Isolate every line in the records below with "Presentación" in it.
[start]
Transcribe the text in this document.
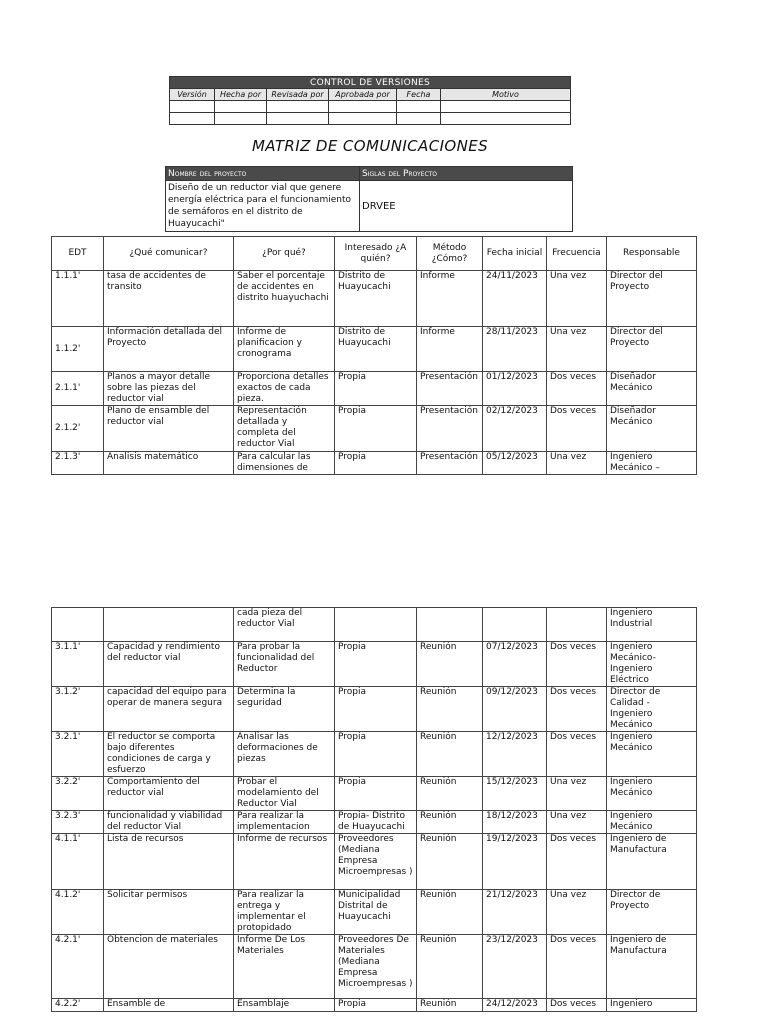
CONTROL DE VERSIONES					
Versión	Hecha por	Revisada por	Aprobada por	Fecha	Motivo

MATRIZ DE COMUNICACIONES
Nombre del proyecto	Siglas del Proyecto
Diseño de un reductor vial que genere energía eléctrica para el funcionamiento de semáforos en el distrito de Huayucachi"	DRVEE
EDT	¿Qué comunicar?	¿Por qué?	Interesado ¿A quién?	Método ¿Cómo?	Fecha inicial	Frecuencia	Responsable
1.1.1'	tasa de accidentes de transito	Saber el porcentaje de accidentes en distrito huayuchachi	Distrito de Huayucachi	Informe	24/11/2023	Una vez	Director del Proyecto
1.1.2'	Información detallada del Proyecto	Informe de planificacion y cronograma	Distrito de Huayucachi	Informe	28/11/2023	Una vez	Director del Proyecto
2.1.1'	Planos a mayor detalle sobre las piezas del reductor vial	Proporciona detalles exactos de cada pieza.	Propia	Presentación	01/12/2023	Dos veces	Diseñador Mecánico
2.1.2'	Plano de ensamble del reductor vial	Representación detallada y completa del reductor Vial	Propia	Presentación	02/12/2023	Dos veces	Diseñador Mecánico
2.1.3'	Analisis matemático	Para calcular las dimensiones de	Propia	Presentación	05/12/2023	Una vez	Ingeniero Mecánico –
		cada pieza del reductor Vial					Ingeniero Industrial
3.1.1'	Capacidad y rendimiento del reductor vial	Para probar la funcionalidad del Reductor	Propia	Reunión	07/12/2023	Dos veces	Ingeniero Mecánico-Ingeniero Eléctrico
3.1.2'	capacidad del equipo para operar de manera segura	Determina la seguridad	Propia	Reunión	09/12/2023	Dos veces	Director de Calidad - Ingeniero Mecánico
3.2.1'	El reductor se comporta bajo diferentes condiciones de carga y esfuerzo	Analisar las deformaciones de piezas	Propia	Reunión	12/12/2023	Dos veces	Ingeniero Mecánico
3.2.2'	Comportamiento del reductor vial	Probar el modelamiento del Reductor Vial	Propia	Reunión	15/12/2023	Una vez	Ingeniero Mecánico
3.2.3'	funcionalidad y viabilidad del reductor Vial	Para realizar la implementacion	Propia- Distrito de Huayucachi	Reunión	18/12/2023	Una vez	Ingeniero Mecánico
4.1.1'	Lista de recursos	Informe de recursos	Proveedores (Mediana Empresa Microempresas )	Reunión	19/12/2023	Dos veces	Ingeniero de Manufactura
4.1.2'	Solicitar permisos	Para realizar la entrega y implementar el protopidado	Municipalidad Distrital de Huayucachi	Reunión	21/12/2023	Una vez	Director de Proyecto
4.2.1'	Obtencion de materiales	Informe De Los Materiales	Proveedores De Materiales (Mediana Empresa Microempresas )	Reunión	23/12/2023	Dos veces	Ingeniero de Manufactura
4.2.2'	Ensamble de	Ensamblaje	Propia	Reunión	24/12/2023	Dos veces	Ingeniero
[end]
== Written response ==
2.1.1'	Planos a mayor detalle sobre las piezas del reductor vial	Proporciona detalles exactos de cada pieza.	Propia	Presentación	01/12/2023	Dos veces	Diseñador Mecánico
2.1.2'	Plano de ensamble del reductor vial	Representación detallada y completa del reductor Vial	Propia	Presentación	02/12/2023	Dos veces	Diseñador Mecánico
2.1.3'	Analisis matemático	Para calcular las dimensiones de	Propia	Presentación	05/12/2023	Una vez	Ingeniero Mecánico –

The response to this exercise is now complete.